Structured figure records
....
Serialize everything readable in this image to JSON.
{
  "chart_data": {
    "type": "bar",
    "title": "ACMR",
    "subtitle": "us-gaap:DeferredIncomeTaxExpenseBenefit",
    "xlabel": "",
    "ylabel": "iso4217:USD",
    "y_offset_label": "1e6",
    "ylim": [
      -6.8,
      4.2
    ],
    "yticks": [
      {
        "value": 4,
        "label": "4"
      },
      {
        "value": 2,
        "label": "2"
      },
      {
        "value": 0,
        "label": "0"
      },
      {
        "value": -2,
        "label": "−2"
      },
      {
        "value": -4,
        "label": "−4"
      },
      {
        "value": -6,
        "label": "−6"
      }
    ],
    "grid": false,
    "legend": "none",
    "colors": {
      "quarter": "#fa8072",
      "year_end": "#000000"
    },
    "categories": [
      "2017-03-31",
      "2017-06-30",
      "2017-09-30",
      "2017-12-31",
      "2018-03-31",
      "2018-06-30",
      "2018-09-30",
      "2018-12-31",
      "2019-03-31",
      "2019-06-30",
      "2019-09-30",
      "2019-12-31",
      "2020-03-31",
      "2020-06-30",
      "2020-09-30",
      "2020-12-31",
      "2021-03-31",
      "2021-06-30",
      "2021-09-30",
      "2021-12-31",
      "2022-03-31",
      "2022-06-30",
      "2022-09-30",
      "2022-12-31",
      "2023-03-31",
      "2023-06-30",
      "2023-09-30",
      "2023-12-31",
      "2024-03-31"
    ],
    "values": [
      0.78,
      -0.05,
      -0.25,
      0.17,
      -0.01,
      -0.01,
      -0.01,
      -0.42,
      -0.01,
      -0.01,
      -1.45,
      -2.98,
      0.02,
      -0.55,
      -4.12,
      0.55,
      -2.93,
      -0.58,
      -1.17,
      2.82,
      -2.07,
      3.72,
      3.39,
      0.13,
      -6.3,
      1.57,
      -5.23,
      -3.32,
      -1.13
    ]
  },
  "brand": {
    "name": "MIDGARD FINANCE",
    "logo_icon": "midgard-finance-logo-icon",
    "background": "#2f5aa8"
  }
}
....
TASK BRIEF
Exactly reproduce every line of the data above.

OUTPUT OF THE EXERCISE
Serialize everything readable in this image to JSON.
{
  "chart_data": {
    "type": "bar",
    "title": "ACMR",
    "subtitle": "us-gaap:DeferredIncomeTaxExpenseBenefit",
    "xlabel": "",
    "ylabel": "iso4217:USD",
    "y_offset_label": "1e6",
    "ylim": [
      -6.8,
      4.2
    ],
    "yticks": [
      {
        "value": 4,
        "label": "4"
      },
      {
        "value": 2,
        "label": "2"
      },
      {
        "value": 0,
        "label": "0"
      },
      {
        "value": -2,
        "label": "−2"
      },
      {
        "value": -4,
        "label": "−4"
      },
      {
        "value": -6,
        "label": "−6"
      }
    ],
    "grid": false,
    "legend": "none",
    "colors": {
      "quarter": "#fa8072",
      "year_end": "#000000"
    },
    "categories": [
      "2017-03-31",
      "2017-06-30",
      "2017-09-30",
      "2017-12-31",
      "2018-03-31",
      "2018-06-30",
      "2018-09-30",
      "2018-12-31",
      "2019-03-31",
      "2019-06-30",
      "2019-09-30",
      "2019-12-31",
      "2020-03-31",
      "2020-06-30",
      "2020-09-30",
      "2020-12-31",
      "2021-03-31",
      "2021-06-30",
      "2021-09-30",
      "2021-12-31",
      "2022-03-31",
      "2022-06-30",
      "2022-09-30",
      "2022-12-31",
      "2023-03-31",
      "2023-06-30",
      "2023-09-30",
      "2023-12-31",
      "2024-03-31"
    ],
    "values": [
      0.78,
      -0.05,
      -0.25,
      0.17,
      -0.01,
      -0.01,
      -0.01,
      -0.42,
      -0.01,
      -0.01,
      -1.45,
      -2.98,
      0.02,
      -0.55,
      -4.12,
      0.55,
      -2.93,
      -0.58,
      -1.17,
      2.82,
      -2.07,
      3.72,
      3.39,
      0.13,
      -6.3,
      1.57,
      -5.23,
      -3.32,
      -1.13
    ]
  },
  "brand": {
    "name": "MIDGARD FINANCE",
    "logo_icon": "midgard-finance-logo-icon",
    "background": "#2f5aa8"
  }
}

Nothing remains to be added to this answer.